Leave out the pictures and copy each record below exactly.
[START Source data]
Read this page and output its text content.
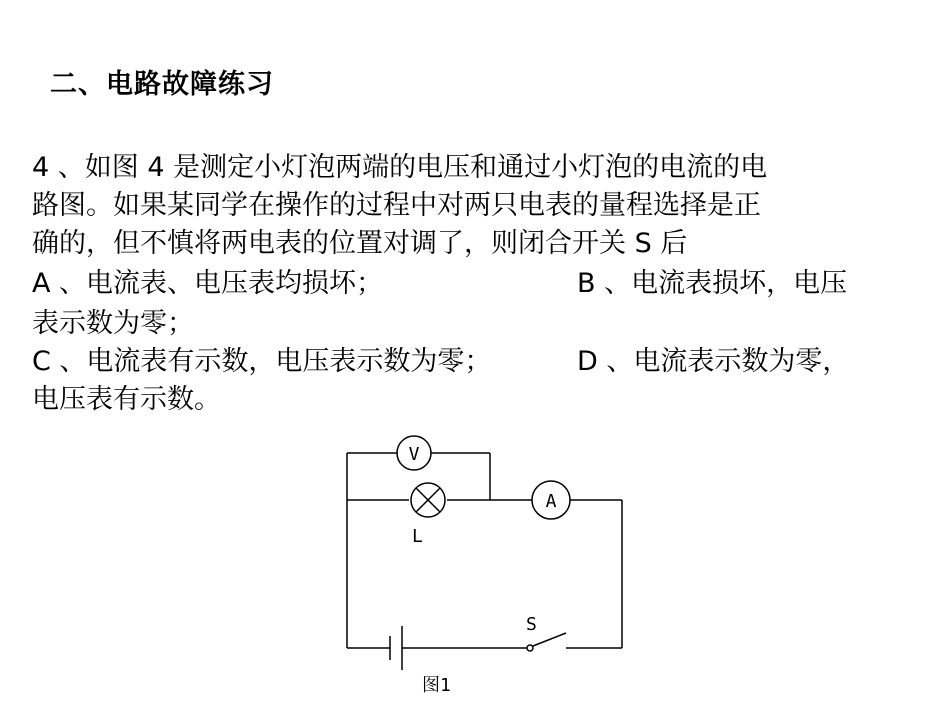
二、电路故障练习
4 、如图 4 是测定小灯泡两端的电压和通过小灯泡的电流的电
路图。如果某同学在操作的过程中对两只电表的量程选择是正
确的，但不慎将两电表的位置对调了，则闭合开关 S 后
A 、电流表、电压表均损坏；	B 、电流表损坏，电压
表示数为零；
C 、电流表有示数，电压表示数为零；	D 、电流表示数为零，
电压表有示数。
V
L
A
S
图1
[END Source data]
__Exercise solution__.
Read this page and output its text content.
二、电路故障练习
4 、如图 4 是测定小灯泡两端的电压和通过小灯泡的电流的电
路图。如果某同学在操作的过程中对两只电表的量程选择是正
确的，但不慎将两电表的位置对调了，则闭合开关 S 后
A 、电流表、电压表均损坏；	B 、电流表损坏，电压
表示数为零；
C 、电流表有示数，电压表示数为零；	D 、电流表示数为零，
电压表有示数。
V
L
A
S
图1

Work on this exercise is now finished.